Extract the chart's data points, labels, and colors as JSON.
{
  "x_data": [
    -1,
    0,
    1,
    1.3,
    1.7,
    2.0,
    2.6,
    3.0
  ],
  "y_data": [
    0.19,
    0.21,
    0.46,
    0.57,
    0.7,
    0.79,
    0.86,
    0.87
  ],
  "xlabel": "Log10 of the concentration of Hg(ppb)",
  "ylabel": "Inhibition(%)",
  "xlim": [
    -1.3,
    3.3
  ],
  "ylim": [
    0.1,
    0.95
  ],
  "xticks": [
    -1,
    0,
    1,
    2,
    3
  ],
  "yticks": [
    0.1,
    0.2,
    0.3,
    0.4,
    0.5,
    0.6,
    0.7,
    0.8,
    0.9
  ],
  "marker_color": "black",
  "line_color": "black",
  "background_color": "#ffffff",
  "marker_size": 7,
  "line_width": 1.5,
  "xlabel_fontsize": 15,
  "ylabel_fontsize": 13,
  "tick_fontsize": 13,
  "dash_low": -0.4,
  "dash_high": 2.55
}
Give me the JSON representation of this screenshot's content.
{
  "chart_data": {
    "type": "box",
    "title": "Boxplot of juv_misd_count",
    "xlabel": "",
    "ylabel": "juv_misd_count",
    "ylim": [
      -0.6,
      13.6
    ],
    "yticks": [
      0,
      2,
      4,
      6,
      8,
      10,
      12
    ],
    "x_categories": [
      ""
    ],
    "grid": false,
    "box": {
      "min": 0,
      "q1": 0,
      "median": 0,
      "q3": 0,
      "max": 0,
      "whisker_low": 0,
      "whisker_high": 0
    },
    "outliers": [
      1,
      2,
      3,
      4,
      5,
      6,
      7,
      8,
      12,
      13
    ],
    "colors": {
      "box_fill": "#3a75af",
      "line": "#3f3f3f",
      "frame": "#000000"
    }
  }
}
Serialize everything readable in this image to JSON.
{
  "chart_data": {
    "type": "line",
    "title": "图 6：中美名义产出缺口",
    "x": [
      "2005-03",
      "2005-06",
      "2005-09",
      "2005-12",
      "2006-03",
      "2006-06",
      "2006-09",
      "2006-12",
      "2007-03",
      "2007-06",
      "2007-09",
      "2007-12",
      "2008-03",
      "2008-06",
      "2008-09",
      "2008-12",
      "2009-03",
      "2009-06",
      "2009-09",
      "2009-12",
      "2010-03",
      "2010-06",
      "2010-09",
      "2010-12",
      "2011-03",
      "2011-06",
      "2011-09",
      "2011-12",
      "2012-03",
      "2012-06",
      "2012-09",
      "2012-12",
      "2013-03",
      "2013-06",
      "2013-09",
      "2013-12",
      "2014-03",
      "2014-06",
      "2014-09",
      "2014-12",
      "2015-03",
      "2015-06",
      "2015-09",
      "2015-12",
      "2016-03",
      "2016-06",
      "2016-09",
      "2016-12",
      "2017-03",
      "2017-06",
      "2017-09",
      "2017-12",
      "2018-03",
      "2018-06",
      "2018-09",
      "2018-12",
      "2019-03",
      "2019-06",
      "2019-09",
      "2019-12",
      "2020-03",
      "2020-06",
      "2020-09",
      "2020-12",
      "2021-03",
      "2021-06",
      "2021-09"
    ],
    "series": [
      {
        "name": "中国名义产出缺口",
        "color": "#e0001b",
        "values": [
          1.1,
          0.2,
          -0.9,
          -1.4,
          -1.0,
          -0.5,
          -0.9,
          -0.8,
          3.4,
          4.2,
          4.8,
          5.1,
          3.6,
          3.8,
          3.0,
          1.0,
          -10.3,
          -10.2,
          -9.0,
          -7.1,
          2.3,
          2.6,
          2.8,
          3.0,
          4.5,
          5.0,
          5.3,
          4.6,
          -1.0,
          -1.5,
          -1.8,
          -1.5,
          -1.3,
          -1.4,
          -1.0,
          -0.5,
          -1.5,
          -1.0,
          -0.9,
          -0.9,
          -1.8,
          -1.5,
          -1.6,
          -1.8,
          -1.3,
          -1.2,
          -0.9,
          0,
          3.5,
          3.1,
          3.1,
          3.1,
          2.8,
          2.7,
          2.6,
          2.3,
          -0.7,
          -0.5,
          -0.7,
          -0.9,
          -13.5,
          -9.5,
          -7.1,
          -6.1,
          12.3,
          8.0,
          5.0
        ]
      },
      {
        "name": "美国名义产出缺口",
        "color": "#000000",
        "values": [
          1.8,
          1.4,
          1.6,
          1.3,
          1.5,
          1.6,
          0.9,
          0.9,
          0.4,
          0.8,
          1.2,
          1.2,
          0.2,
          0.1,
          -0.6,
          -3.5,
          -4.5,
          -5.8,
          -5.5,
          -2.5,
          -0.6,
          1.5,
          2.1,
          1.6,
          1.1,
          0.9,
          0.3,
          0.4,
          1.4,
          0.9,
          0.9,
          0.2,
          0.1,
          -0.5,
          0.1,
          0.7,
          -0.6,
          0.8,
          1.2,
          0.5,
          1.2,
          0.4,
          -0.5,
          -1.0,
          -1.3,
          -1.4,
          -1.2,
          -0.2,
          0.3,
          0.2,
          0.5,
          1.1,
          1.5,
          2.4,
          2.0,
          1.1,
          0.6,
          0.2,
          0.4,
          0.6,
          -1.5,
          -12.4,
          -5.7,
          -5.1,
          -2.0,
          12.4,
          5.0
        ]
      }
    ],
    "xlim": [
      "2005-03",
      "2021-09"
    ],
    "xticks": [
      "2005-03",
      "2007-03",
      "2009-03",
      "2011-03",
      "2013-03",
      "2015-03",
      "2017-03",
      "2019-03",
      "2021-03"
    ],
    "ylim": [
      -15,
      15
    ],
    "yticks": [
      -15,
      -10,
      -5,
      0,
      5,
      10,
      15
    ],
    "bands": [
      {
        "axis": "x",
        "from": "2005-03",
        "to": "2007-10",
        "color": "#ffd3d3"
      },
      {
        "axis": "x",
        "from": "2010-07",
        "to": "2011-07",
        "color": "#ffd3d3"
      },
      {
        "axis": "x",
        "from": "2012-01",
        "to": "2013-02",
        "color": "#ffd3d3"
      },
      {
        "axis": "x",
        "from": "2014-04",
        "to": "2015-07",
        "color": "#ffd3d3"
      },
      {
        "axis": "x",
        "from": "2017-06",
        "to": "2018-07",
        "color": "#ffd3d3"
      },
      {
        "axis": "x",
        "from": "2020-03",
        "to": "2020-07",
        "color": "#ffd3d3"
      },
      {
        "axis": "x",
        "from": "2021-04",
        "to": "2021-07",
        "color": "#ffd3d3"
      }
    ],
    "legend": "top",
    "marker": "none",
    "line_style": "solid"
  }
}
===
### Requirement
Pick out the lines that include the word "JSON" and write them out.

### Answer below
Extract the chart's data points, labels, and colors as JSON.
Give me the JSON representation of this screenshot's content.
Serialize everything readable in this image to JSON.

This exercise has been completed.